▶ _TO BE DONE_
Which lines in the listing below contain the string "windows"? List each of those lines in full, treating uppercase and lowercase as different.

>> begin

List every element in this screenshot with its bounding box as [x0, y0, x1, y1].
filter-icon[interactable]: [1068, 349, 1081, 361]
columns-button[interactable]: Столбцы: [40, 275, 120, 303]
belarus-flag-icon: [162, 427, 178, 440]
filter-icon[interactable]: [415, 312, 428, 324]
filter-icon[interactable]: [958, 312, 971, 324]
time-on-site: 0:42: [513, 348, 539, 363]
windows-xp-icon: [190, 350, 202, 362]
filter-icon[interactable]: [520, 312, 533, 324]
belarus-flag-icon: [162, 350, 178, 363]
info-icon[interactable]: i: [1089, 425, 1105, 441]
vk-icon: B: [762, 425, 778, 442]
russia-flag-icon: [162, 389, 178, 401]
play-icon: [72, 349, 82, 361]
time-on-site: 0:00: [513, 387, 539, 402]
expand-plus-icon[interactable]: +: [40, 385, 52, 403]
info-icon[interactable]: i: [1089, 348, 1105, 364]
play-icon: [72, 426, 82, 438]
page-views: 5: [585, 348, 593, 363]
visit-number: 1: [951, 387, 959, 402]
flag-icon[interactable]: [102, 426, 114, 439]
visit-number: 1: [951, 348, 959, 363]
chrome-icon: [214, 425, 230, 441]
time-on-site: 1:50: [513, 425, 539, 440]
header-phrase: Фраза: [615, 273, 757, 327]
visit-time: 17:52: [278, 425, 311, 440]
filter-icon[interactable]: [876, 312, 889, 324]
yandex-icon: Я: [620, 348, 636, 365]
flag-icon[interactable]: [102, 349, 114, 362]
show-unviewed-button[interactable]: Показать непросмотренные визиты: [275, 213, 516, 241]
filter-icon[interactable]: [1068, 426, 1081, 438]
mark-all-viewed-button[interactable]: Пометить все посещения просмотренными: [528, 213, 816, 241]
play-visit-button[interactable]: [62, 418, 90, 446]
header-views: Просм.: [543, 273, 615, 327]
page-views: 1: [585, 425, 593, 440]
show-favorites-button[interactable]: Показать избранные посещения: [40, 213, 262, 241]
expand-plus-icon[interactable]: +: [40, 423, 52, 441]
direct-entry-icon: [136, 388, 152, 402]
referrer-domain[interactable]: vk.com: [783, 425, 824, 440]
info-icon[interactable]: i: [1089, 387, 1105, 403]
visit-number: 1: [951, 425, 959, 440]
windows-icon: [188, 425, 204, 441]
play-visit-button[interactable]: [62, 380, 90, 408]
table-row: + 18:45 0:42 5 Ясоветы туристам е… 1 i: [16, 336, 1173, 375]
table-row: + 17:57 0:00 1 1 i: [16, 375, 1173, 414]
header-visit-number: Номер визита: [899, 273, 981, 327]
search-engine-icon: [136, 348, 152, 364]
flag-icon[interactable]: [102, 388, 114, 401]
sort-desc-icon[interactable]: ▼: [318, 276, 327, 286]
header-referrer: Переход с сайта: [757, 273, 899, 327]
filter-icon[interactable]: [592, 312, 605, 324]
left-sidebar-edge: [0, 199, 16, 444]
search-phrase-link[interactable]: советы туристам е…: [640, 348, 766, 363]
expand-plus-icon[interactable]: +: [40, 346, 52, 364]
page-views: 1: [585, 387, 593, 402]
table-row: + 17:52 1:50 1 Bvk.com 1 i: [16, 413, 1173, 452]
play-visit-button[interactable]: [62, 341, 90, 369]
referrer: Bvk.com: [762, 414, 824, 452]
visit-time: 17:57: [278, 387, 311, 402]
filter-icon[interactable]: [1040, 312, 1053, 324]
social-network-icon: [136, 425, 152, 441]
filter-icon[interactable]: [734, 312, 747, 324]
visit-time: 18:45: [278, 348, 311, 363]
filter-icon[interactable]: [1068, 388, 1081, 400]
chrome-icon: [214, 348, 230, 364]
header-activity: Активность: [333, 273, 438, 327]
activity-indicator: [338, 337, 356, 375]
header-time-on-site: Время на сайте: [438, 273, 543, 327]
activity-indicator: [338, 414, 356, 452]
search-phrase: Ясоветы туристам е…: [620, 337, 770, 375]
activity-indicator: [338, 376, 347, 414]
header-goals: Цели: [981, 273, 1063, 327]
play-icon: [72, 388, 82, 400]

>> end

▶ _WRITTEN RESPONSE_
windows-xp-icon: [190, 350, 202, 362]
windows-icon: [188, 425, 204, 441]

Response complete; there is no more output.